== EXERCISE DATA ==
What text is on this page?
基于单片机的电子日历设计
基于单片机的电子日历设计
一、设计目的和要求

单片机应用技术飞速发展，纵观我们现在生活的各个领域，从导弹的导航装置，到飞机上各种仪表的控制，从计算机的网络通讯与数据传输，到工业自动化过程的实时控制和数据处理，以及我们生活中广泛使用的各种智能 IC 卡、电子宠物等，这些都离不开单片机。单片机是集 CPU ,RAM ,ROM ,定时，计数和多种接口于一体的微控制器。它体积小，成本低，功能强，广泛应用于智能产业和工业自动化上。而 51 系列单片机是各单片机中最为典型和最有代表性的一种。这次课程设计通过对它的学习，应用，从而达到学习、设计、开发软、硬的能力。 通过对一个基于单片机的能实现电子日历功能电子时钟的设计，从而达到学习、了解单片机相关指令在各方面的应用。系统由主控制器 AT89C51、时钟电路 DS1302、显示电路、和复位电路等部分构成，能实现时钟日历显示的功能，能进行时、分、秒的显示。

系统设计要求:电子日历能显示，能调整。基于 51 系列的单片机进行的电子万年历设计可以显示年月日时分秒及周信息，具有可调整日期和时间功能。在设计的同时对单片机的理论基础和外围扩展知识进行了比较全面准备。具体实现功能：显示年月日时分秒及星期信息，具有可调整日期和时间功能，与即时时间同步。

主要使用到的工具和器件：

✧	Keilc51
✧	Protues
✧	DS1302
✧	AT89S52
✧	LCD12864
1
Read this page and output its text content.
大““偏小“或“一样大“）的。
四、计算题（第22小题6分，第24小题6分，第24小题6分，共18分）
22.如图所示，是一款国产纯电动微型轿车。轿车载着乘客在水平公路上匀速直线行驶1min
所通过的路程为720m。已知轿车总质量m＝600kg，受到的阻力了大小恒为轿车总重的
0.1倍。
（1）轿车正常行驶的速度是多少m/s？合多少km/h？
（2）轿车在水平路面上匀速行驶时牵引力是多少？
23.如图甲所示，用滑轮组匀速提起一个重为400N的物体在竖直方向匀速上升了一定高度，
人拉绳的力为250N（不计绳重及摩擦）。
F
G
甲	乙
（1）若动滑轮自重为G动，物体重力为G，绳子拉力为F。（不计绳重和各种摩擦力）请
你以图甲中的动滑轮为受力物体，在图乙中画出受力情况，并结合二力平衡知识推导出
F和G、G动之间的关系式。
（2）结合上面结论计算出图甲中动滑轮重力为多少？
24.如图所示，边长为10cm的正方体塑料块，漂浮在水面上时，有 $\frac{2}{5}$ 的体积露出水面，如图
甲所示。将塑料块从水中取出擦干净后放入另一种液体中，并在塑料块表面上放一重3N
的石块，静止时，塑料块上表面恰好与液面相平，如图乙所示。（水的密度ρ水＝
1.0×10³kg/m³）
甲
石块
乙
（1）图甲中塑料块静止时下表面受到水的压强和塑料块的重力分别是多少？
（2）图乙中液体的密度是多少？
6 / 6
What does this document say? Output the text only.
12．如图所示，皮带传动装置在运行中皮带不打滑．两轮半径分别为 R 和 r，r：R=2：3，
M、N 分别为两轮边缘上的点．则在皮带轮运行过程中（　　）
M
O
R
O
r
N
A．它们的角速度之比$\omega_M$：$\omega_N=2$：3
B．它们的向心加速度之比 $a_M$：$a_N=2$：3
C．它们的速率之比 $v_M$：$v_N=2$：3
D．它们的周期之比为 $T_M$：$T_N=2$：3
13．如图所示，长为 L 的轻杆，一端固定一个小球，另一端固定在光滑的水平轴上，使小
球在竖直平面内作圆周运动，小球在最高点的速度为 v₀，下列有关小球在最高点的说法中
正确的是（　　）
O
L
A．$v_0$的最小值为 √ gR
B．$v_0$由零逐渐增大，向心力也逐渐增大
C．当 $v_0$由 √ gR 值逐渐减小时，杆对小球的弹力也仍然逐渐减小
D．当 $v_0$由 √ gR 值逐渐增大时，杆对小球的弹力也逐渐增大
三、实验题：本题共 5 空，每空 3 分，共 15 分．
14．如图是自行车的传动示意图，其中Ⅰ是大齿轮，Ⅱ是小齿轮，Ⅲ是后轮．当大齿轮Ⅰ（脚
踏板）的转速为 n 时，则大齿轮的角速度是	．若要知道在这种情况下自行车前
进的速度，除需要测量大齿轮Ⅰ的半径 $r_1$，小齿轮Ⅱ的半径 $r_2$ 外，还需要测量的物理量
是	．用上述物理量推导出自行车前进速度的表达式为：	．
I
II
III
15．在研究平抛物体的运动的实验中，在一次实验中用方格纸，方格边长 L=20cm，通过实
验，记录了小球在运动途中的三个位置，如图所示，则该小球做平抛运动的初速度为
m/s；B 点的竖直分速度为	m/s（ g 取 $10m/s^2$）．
===
## CHALLENGE
Write the data back out verbatim.

## COMPLETE RESPONSE
What text is on this page?
基于单片机的电子日历设计
基于单片机的电子日历设计
一、设计目的和要求

单片机应用技术飞速发展，纵观我们现在生活的各个领域，从导弹的导航装置，到飞机上各种仪表的控制，从计算机的网络通讯与数据传输，到工业自动化过程的实时控制和数据处理，以及我们生活中广泛使用的各种智能 IC 卡、电子宠物等，这些都离不开单片机。单片机是集 CPU ,RAM ,ROM ,定时，计数和多种接口于一体的微控制器。它体积小，成本低，功能强，广泛应用于智能产业和工业自动化上。而 51 系列单片机是各单片机中最为典型和最有代表性的一种。这次课程设计通过对它的学习，应用，从而达到学习、设计、开发软、硬的能力。 通过对一个基于单片机的能实现电子日历功能电子时钟的设计，从而达到学习、了解单片机相关指令在各方面的应用。系统由主控制器 AT89C51、时钟电路 DS1302、显示电路、和复位电路等部分构成，能实现时钟日历显示的功能，能进行时、分、秒的显示。

系统设计要求:电子日历能显示，能调整。基于 51 系列的单片机进行的电子万年历设计可以显示年月日时分秒及周信息，具有可调整日期和时间功能。在设计的同时对单片机的理论基础和外围扩展知识进行了比较全面准备。具体实现功能：显示年月日时分秒及星期信息，具有可调整日期和时间功能，与即时时间同步。

主要使用到的工具和器件：

✧	Keilc51
✧	Protues
✧	DS1302
✧	AT89S52
✧	LCD12864
1
Read this page and output its text content.
大““偏小“或“一样大“）的。
四、计算题（第22小题6分，第24小题6分，第24小题6分，共18分）
22.如图所示，是一款国产纯电动微型轿车。轿车载着乘客在水平公路上匀速直线行驶1min
所通过的路程为720m。已知轿车总质量m＝600kg，受到的阻力了大小恒为轿车总重的
0.1倍。
（1）轿车正常行驶的速度是多少m/s？合多少km/h？
（2）轿车在水平路面上匀速行驶时牵引力是多少？
23.如图甲所示，用滑轮组匀速提起一个重为400N的物体在竖直方向匀速上升了一定高度，
人拉绳的力为250N（不计绳重及摩擦）。
F
G
甲	乙
（1）若动滑轮自重为G动，物体重力为G，绳子拉力为F。（不计绳重和各种摩擦力）请
你以图甲中的动滑轮为受力物体，在图乙中画出受力情况，并结合二力平衡知识推导出
F和G、G动之间的关系式。
（2）结合上面结论计算出图甲中动滑轮重力为多少？
24.如图所示，边长为10cm的正方体塑料块，漂浮在水面上时，有 $\frac{2}{5}$ 的体积露出水面，如图
甲所示。将塑料块从水中取出擦干净后放入另一种液体中，并在塑料块表面上放一重3N
的石块，静止时，塑料块上表面恰好与液面相平，如图乙所示。（水的密度ρ水＝
1.0×10³kg/m³）
甲
石块
乙
（1）图甲中塑料块静止时下表面受到水的压强和塑料块的重力分别是多少？
（2）图乙中液体的密度是多少？
6 / 6
What does this document say? Output the text only.
12．如图所示，皮带传动装置在运行中皮带不打滑．两轮半径分别为 R 和 r，r：R=2：3，
M、N 分别为两轮边缘上的点．则在皮带轮运行过程中（　　）
M
O
R
O
r
N
A．它们的角速度之比$\omega_M$：$\omega_N=2$：3
B．它们的向心加速度之比 $a_M$：$a_N=2$：3
C．它们的速率之比 $v_M$：$v_N=2$：3
D．它们的周期之比为 $T_M$：$T_N=2$：3
13．如图所示，长为 L 的轻杆，一端固定一个小球，另一端固定在光滑的水平轴上，使小
球在竖直平面内作圆周运动，小球在最高点的速度为 v₀，下列有关小球在最高点的说法中
正确的是（　　）
O
L
A．$v_0$的最小值为 √ gR
B．$v_0$由零逐渐增大，向心力也逐渐增大
C．当 $v_0$由 √ gR 值逐渐减小时，杆对小球的弹力也仍然逐渐减小
D．当 $v_0$由 √ gR 值逐渐增大时，杆对小球的弹力也逐渐增大
三、实验题：本题共 5 空，每空 3 分，共 15 分．
14．如图是自行车的传动示意图，其中Ⅰ是大齿轮，Ⅱ是小齿轮，Ⅲ是后轮．当大齿轮Ⅰ（脚
踏板）的转速为 n 时，则大齿轮的角速度是	．若要知道在这种情况下自行车前
进的速度，除需要测量大齿轮Ⅰ的半径 $r_1$，小齿轮Ⅱ的半径 $r_2$ 外，还需要测量的物理量
是	．用上述物理量推导出自行车前进速度的表达式为：	．
I
II
III
15．在研究平抛物体的运动的实验中，在一次实验中用方格纸，方格边长 L=20cm，通过实
验，记录了小球在运动途中的三个位置，如图所示，则该小球做平抛运动的初速度为
m/s；B 点的竖直分速度为	m/s（ g 取 $10m/s^2$）．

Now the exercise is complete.